=== Given problem ===
Reproduce each line of the records below verbatim, omitting the pictures from your answer.

Spatial annotation records

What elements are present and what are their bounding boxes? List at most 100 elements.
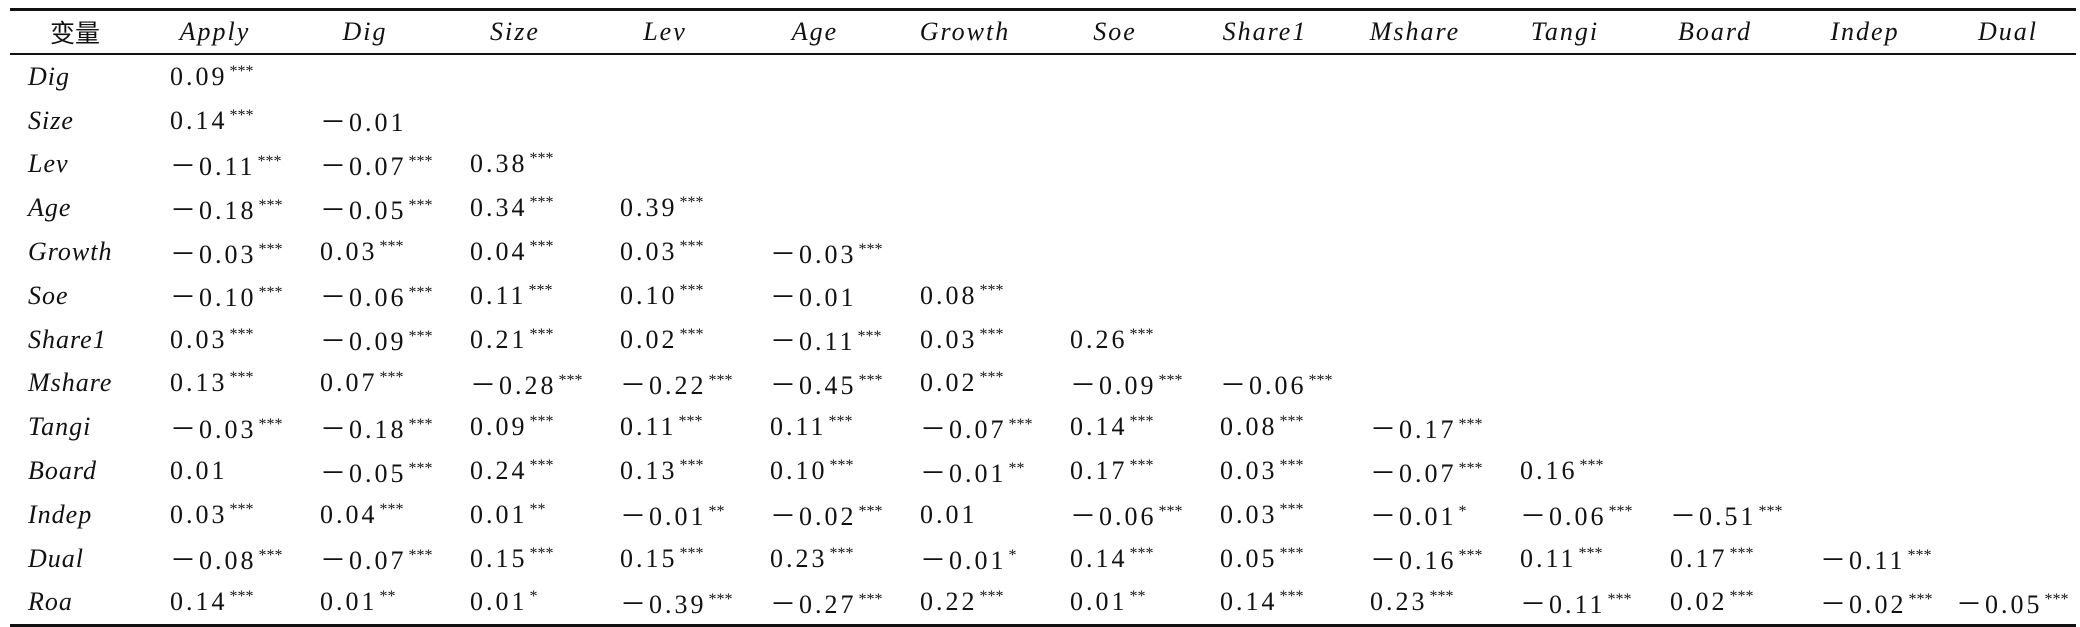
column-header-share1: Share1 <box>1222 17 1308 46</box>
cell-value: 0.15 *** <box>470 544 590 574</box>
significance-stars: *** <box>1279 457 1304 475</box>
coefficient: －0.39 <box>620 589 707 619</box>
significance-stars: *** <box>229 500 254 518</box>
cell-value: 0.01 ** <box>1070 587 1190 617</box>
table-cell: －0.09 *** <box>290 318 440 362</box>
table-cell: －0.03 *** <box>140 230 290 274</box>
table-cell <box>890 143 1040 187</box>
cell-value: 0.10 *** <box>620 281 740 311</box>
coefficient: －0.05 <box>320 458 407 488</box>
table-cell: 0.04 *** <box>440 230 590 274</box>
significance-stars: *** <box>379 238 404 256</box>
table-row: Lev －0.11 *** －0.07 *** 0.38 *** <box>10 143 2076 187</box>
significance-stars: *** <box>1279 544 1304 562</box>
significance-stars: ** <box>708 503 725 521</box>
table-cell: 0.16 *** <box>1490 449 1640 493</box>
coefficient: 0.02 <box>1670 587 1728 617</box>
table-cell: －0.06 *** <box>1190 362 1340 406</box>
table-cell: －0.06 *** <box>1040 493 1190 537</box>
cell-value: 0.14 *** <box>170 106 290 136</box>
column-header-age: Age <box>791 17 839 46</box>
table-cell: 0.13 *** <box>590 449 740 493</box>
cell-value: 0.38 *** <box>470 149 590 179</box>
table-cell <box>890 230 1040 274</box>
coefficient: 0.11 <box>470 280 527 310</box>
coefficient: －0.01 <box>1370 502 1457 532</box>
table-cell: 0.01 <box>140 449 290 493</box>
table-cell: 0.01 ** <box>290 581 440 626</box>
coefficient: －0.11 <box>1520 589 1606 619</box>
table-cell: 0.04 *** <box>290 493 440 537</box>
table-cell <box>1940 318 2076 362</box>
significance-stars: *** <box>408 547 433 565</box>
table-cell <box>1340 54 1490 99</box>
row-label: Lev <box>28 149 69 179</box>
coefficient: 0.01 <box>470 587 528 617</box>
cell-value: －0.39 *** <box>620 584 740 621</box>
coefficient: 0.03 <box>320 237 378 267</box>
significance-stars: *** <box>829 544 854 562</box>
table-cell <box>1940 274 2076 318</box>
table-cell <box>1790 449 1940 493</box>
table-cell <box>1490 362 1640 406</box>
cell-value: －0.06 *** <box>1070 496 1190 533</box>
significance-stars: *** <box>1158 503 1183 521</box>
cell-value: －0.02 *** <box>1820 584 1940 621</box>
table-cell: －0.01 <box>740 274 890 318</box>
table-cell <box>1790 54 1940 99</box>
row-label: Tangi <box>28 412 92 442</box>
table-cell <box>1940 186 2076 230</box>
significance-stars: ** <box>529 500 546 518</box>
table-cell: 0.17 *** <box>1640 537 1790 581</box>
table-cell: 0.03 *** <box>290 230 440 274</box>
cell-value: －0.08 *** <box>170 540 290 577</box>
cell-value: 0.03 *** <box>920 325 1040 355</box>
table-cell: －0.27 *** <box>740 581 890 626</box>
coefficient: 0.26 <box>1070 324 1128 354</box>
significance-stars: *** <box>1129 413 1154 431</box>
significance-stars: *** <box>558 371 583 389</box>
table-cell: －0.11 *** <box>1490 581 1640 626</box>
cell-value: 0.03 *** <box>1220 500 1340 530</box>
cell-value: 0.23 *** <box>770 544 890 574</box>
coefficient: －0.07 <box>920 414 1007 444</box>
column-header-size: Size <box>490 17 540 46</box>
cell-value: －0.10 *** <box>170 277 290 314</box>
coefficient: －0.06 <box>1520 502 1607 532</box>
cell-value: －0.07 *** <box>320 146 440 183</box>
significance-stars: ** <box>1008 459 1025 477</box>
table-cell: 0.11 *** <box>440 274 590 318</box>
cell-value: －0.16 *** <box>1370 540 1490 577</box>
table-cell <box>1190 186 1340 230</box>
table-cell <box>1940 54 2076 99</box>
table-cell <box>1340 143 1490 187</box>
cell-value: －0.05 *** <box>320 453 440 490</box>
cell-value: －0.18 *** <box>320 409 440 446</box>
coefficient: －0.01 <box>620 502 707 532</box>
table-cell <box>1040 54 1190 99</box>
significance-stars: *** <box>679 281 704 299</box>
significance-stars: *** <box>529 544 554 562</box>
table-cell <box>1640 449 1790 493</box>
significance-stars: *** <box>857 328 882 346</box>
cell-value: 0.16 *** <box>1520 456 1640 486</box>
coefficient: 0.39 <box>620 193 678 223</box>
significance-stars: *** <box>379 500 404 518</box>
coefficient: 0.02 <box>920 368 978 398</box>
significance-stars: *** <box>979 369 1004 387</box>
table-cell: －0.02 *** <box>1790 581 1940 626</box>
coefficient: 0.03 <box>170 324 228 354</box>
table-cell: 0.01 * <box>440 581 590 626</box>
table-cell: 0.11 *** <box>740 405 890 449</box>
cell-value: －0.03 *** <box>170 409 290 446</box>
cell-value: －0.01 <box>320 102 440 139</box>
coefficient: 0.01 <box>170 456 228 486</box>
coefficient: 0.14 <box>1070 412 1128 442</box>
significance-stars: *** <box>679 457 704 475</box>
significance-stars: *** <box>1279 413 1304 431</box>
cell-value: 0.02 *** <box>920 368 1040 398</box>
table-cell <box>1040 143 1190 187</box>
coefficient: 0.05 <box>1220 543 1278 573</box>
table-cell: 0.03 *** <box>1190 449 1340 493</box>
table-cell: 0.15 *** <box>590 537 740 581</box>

=== Response below ===
What elements are present and what are their bounding boxes? List at most 100 elements.
column-header-share1: Share1 <box>1222 17 1308 46</box>
cell-value: 0.15 *** <box>470 544 590 574</box>
significance-stars: *** <box>1279 457 1304 475</box>
coefficient: －0.39 <box>620 589 707 619</box>
significance-stars: *** <box>229 500 254 518</box>
cell-value: 0.01 ** <box>1070 587 1190 617</box>
table-cell: －0.09 *** <box>290 318 440 362</box>
table-cell: －0.03 *** <box>140 230 290 274</box>
table-cell <box>890 143 1040 187</box>
cell-value: 0.10 *** <box>620 281 740 311</box>
coefficient: －0.05 <box>320 458 407 488</box>
table-cell: 0.04 *** <box>440 230 590 274</box>
significance-stars: *** <box>379 238 404 256</box>
table-row: Lev －0.11 *** －0.07 *** 0.38 *** <box>10 143 2076 187</box>
significance-stars: *** <box>1279 544 1304 562</box>
significance-stars: ** <box>708 503 725 521</box>
table-cell: 0.16 *** <box>1490 449 1640 493</box>
coefficient: 0.02 <box>1670 587 1728 617</box>
table-cell: －0.06 *** <box>1190 362 1340 406</box>
table-cell: －0.06 *** <box>1040 493 1190 537</box>
cell-value: 0.14 *** <box>170 106 290 136</box>
column-header-age: Age <box>791 17 839 46</box>
table-cell: 0.13 *** <box>590 449 740 493</box>
cell-value: 0.38 *** <box>470 149 590 179</box>
table-cell <box>890 230 1040 274</box>
coefficient: 0.11 <box>470 280 527 310</box>
coefficient: －0.01 <box>1370 502 1457 532</box>
table-cell: 0.01 <box>140 449 290 493</box>
table-cell: 0.01 ** <box>290 581 440 626</box>
coefficient: －0.11 <box>1520 589 1606 619</box>
table-cell: 0.04 *** <box>290 493 440 537</box>
table-cell <box>1940 318 2076 362</box>
significance-stars: *** <box>408 547 433 565</box>
table-cell <box>1340 54 1490 99</box>
row-label: Lev <box>28 149 69 179</box>
coefficient: 0.01 <box>470 587 528 617</box>
cell-value: －0.39 *** <box>620 584 740 621</box>
coefficient: 0.03 <box>320 237 378 267</box>
significance-stars: *** <box>829 544 854 562</box>
table-cell <box>1940 274 2076 318</box>
table-cell <box>1790 449 1940 493</box>
table-cell <box>1490 362 1640 406</box>
cell-value: －0.06 *** <box>1070 496 1190 533</box>
significance-stars: *** <box>1158 503 1183 521</box>
cell-value: －0.02 *** <box>1820 584 1940 621</box>
table-cell: －0.01 <box>740 274 890 318</box>
table-cell <box>1790 54 1940 99</box>
row-label: Tangi <box>28 412 92 442</box>
table-cell <box>1940 186 2076 230</box>
significance-stars: ** <box>529 500 546 518</box>
table-cell: 0.17 *** <box>1640 537 1790 581</box>
table-cell: 0.03 *** <box>290 230 440 274</box>
cell-value: －0.08 *** <box>170 540 290 577</box>
cell-value: 0.03 *** <box>920 325 1040 355</box>
table-cell: －0.27 *** <box>740 581 890 626</box>
coefficient: 0.26 <box>1070 324 1128 354</box>
significance-stars: *** <box>1129 413 1154 431</box>
significance-stars: *** <box>558 371 583 389</box>
table-cell: －0.11 *** <box>1490 581 1640 626</box>
cell-value: 0.03 *** <box>1220 500 1340 530</box>
cell-value: 0.23 *** <box>770 544 890 574</box>
coefficient: －0.07 <box>920 414 1007 444</box>
column-header-size: Size <box>490 17 540 46</box>
cell-value: －0.10 *** <box>170 277 290 314</box>
coefficient: －0.06 <box>1520 502 1607 532</box>
cell-value: －0.07 *** <box>320 146 440 183</box>
significance-stars: ** <box>1008 459 1025 477</box>
table-cell: 0.11 *** <box>440 274 590 318</box>
cell-value: －0.16 *** <box>1370 540 1490 577</box>
table-cell <box>1190 186 1340 230</box>
table-cell <box>1940 54 2076 99</box>
table-cell <box>1340 143 1490 187</box>
cell-value: －0.05 *** <box>320 453 440 490</box>
cell-value: －0.18 *** <box>320 409 440 446</box>
coefficient: －0.01 <box>620 502 707 532</box>
table-cell <box>1040 54 1190 99</box>
significance-stars: *** <box>679 281 704 299</box>
significance-stars: *** <box>529 544 554 562</box>
table-cell <box>1640 449 1790 493</box>
significance-stars: *** <box>857 328 882 346</box>
cell-value: 0.16 *** <box>1520 456 1640 486</box>
coefficient: 0.39 <box>620 193 678 223</box>
significance-stars: *** <box>379 500 404 518</box>
coefficient: 0.02 <box>920 368 978 398</box>
significance-stars: *** <box>979 369 1004 387</box>
table-cell: －0.02 *** <box>1790 581 1940 626</box>
coefficient: 0.03 <box>170 324 228 354</box>
table-cell: 0.01 * <box>440 581 590 626</box>
table-cell: 0.11 *** <box>740 405 890 449</box>
cell-value: －0.03 *** <box>170 409 290 446</box>
cell-value: －0.01 <box>320 102 440 139</box>
coefficient: 0.01 <box>170 456 228 486</box>
coefficient: 0.14 <box>1070 412 1128 442</box>
significance-stars: *** <box>679 457 704 475</box>
significance-stars: *** <box>1279 413 1304 431</box>
cell-value: 0.02 *** <box>920 368 1040 398</box>
table-cell <box>1040 143 1190 187</box>
coefficient: 0.05 <box>1220 543 1278 573</box>
table-cell: 0.03 *** <box>1190 449 1340 493</box>
table-cell: 0.15 *** <box>590 537 740 581</box>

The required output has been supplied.